---------- Available records ----------

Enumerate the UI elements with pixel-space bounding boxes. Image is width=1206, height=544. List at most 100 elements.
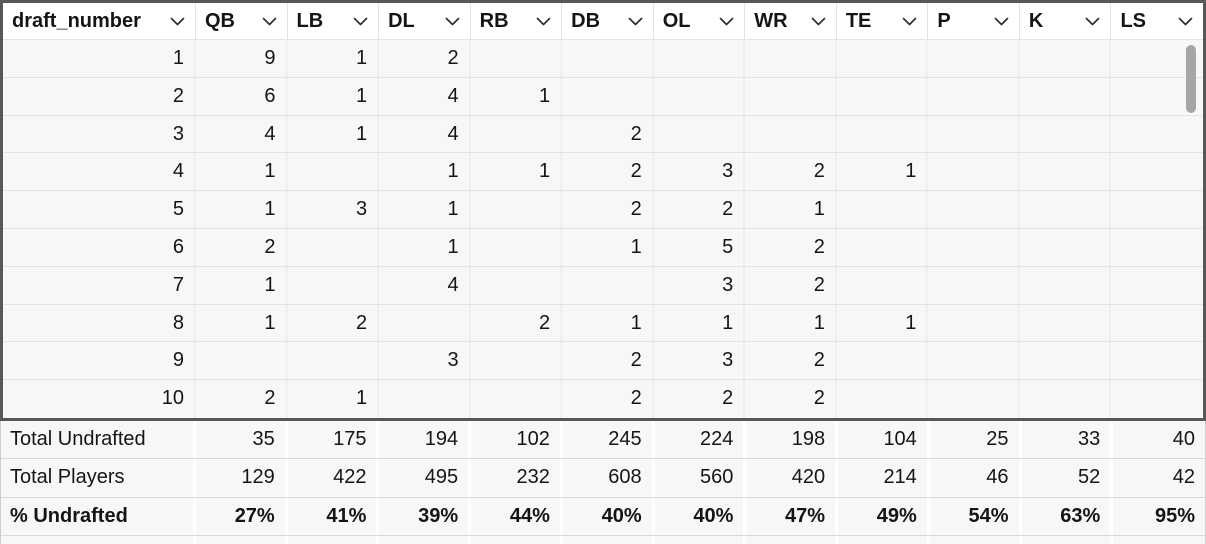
table-cell[interactable] [1, 535, 196, 543]
table-cell[interactable] [287, 153, 380, 191]
table-cell[interactable] [1111, 191, 1203, 228]
table-cell[interactable]: 2 [653, 191, 746, 228]
table-cell[interactable]: 198 [746, 421, 839, 459]
table-cell[interactable]: 1 [562, 304, 654, 342]
table-cell[interactable]: 2 [379, 40, 471, 77]
table-cell[interactable]: 2 [562, 115, 654, 153]
table-cell[interactable] [1111, 342, 1203, 380]
table-cell[interactable] [1111, 380, 1203, 418]
table-cell[interactable]: 3 [3, 115, 196, 153]
table-cell[interactable] [928, 228, 1020, 266]
table-cell[interactable]: 35 [196, 421, 288, 459]
table-cell[interactable]: 1 [379, 153, 471, 191]
table-cell[interactable] [1111, 304, 1203, 342]
table-cell[interactable]: 10 [3, 380, 196, 418]
table-cell[interactable] [745, 40, 837, 77]
table-cell[interactable]: 1 [470, 77, 563, 115]
table-cell[interactable]: 2 [287, 304, 380, 342]
table-cell[interactable]: 1 [745, 191, 837, 228]
table-cell[interactable]: 1 [470, 153, 563, 191]
table-cell[interactable]: 1 [196, 266, 288, 304]
row-label[interactable]: Total Players [1, 459, 196, 497]
table-cell[interactable] [928, 40, 1020, 77]
table-cell[interactable]: 2 [653, 380, 746, 418]
table-cell[interactable]: 214 [838, 459, 930, 497]
table-cell[interactable] [928, 77, 1020, 115]
table-cell[interactable]: 560 [654, 459, 747, 497]
table-cell[interactable]: 1 [836, 304, 929, 342]
table-cell[interactable] [1019, 77, 1112, 115]
table-cell[interactable] [470, 342, 563, 380]
table-cell[interactable]: 1 [745, 304, 837, 342]
table-cell[interactable] [653, 115, 746, 153]
table-cell[interactable]: 8 [3, 304, 196, 342]
column-header-DL[interactable]: DL [379, 3, 471, 39]
table-cell[interactable] [470, 115, 563, 153]
table-cell[interactable]: 2 [562, 191, 654, 228]
table-cell[interactable] [653, 77, 746, 115]
table-cell[interactable]: 9 [196, 40, 288, 77]
table-cell[interactable] [470, 380, 563, 418]
table-cell[interactable]: 9 [3, 342, 196, 380]
table-cell[interactable] [379, 304, 471, 342]
table-cell[interactable] [928, 342, 1020, 380]
table-cell[interactable] [1111, 153, 1203, 191]
table-cell[interactable] [196, 342, 288, 380]
table-cell[interactable] [836, 40, 929, 77]
table-cell[interactable] [836, 380, 929, 418]
chevron-down-icon[interactable] [445, 17, 460, 26]
table-cell[interactable] [836, 228, 929, 266]
chevron-down-icon[interactable] [1178, 17, 1193, 26]
table-cell[interactable] [1019, 153, 1112, 191]
table-cell[interactable]: 40% [562, 497, 655, 535]
table-cell[interactable]: 2 [745, 380, 837, 418]
table-cell[interactable]: 102 [471, 421, 563, 459]
table-cell[interactable] [836, 191, 929, 228]
table-cell[interactable]: 46 [929, 459, 1022, 497]
chevron-down-icon[interactable] [536, 17, 551, 26]
table-cell[interactable]: 1 [196, 153, 288, 191]
column-header-RB[interactable]: RB [470, 3, 563, 39]
table-cell[interactable] [562, 77, 654, 115]
table-cell[interactable]: 224 [654, 421, 747, 459]
table-cell[interactable]: 63% [1021, 497, 1114, 535]
column-header-K[interactable]: K [1019, 3, 1112, 39]
chevron-down-icon[interactable] [811, 17, 826, 26]
table-cell[interactable]: 33 [1021, 421, 1114, 459]
table-cell[interactable]: 495 [379, 459, 472, 497]
table-cell[interactable]: 3 [379, 342, 471, 380]
chevron-down-icon[interactable] [1085, 17, 1100, 26]
table-cell[interactable] [745, 115, 837, 153]
table-cell[interactable]: 40% [654, 497, 747, 535]
table-cell[interactable] [471, 535, 563, 543]
chevron-down-icon[interactable] [628, 17, 643, 26]
column-header-draft_number[interactable]: draft_number [3, 3, 196, 39]
table-cell[interactable]: 4 [379, 77, 471, 115]
table-cell[interactable] [1019, 304, 1112, 342]
table-cell[interactable] [653, 40, 746, 77]
table-cell[interactable]: 3 [287, 191, 380, 228]
table-cell[interactable]: 1 [562, 228, 654, 266]
table-cell[interactable]: 129 [196, 459, 288, 497]
table-cell[interactable]: 6 [196, 77, 288, 115]
table-cell[interactable] [1019, 191, 1112, 228]
table-cell[interactable] [928, 115, 1020, 153]
table-cell[interactable]: 3 [653, 266, 746, 304]
table-cell[interactable]: 1 [196, 191, 288, 228]
chevron-down-icon[interactable] [353, 17, 368, 26]
table-cell[interactable]: 422 [287, 459, 380, 497]
chevron-down-icon[interactable] [170, 17, 185, 26]
table-cell[interactable]: 1 [653, 304, 746, 342]
chevron-down-icon[interactable] [719, 17, 734, 26]
column-header-OL[interactable]: OL [653, 3, 746, 39]
table-cell[interactable] [654, 535, 747, 543]
table-cell[interactable] [287, 228, 380, 266]
table-cell[interactable]: 95% [1113, 497, 1205, 535]
column-header-QB[interactable]: QB [196, 3, 288, 39]
table-cell[interactable]: 2 [562, 342, 654, 380]
table-cell[interactable]: 245 [562, 421, 655, 459]
table-cell[interactable] [928, 153, 1020, 191]
table-cell[interactable] [1019, 115, 1112, 153]
column-header-DB[interactable]: DB [562, 3, 654, 39]
table-cell[interactable]: 1 [379, 191, 471, 228]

----------

__Set task__:
Repeat the lines without changes, from the line containing "table-cell[interactable] [1, 535, 196, 543]" through the line containing "table-cell[interactable] [836, 228, 929, 266]".

__Written answer__:
table-cell[interactable] [1, 535, 196, 543]
table-cell[interactable] [287, 153, 380, 191]
table-cell[interactable] [1111, 191, 1203, 228]
table-cell[interactable]: 2 [653, 191, 746, 228]
table-cell[interactable]: 198 [746, 421, 839, 459]
table-cell[interactable]: 1 [562, 304, 654, 342]
table-cell[interactable]: 2 [379, 40, 471, 77]
table-cell[interactable]: 2 [562, 115, 654, 153]
table-cell[interactable] [1111, 342, 1203, 380]
table-cell[interactable] [1111, 380, 1203, 418]
table-cell[interactable]: 3 [3, 115, 196, 153]
table-cell[interactable] [928, 228, 1020, 266]
table-cell[interactable]: 35 [196, 421, 288, 459]
table-cell[interactable]: 1 [379, 153, 471, 191]
table-cell[interactable] [1111, 304, 1203, 342]
table-cell[interactable]: 10 [3, 380, 196, 418]
table-cell[interactable] [745, 40, 837, 77]
table-cell[interactable]: 1 [470, 77, 563, 115]
table-cell[interactable]: 2 [287, 304, 380, 342]
table-cell[interactable]: 1 [745, 191, 837, 228]
table-cell[interactable]: 1 [470, 153, 563, 191]
table-cell[interactable]: 1 [196, 266, 288, 304]
row-label[interactable]: Total Players [1, 459, 196, 497]
table-cell[interactable] [928, 40, 1020, 77]
table-cell[interactable]: 2 [653, 380, 746, 418]
table-cell[interactable]: 214 [838, 459, 930, 497]
table-cell[interactable] [928, 77, 1020, 115]
table-cell[interactable]: 560 [654, 459, 747, 497]
table-cell[interactable]: 1 [836, 304, 929, 342]
table-cell[interactable] [1019, 77, 1112, 115]
table-cell[interactable] [470, 342, 563, 380]
table-cell[interactable]: 1 [745, 304, 837, 342]
table-cell[interactable] [653, 115, 746, 153]
table-cell[interactable]: 8 [3, 304, 196, 342]
column-header-DL[interactable]: DL [379, 3, 471, 39]
table-cell[interactable] [470, 115, 563, 153]
table-cell[interactable]: 2 [562, 191, 654, 228]
table-cell[interactable] [653, 77, 746, 115]
table-cell[interactable]: 9 [196, 40, 288, 77]
table-cell[interactable] [470, 380, 563, 418]
table-cell[interactable]: 9 [3, 342, 196, 380]
table-cell[interactable] [379, 304, 471, 342]
table-cell[interactable] [928, 342, 1020, 380]
table-cell[interactable] [1111, 153, 1203, 191]
table-cell[interactable] [196, 342, 288, 380]
table-cell[interactable] [836, 40, 929, 77]
table-cell[interactable] [836, 380, 929, 418]
chevron-down-icon[interactable] [445, 17, 460, 26]
table-cell[interactable] [836, 228, 929, 266]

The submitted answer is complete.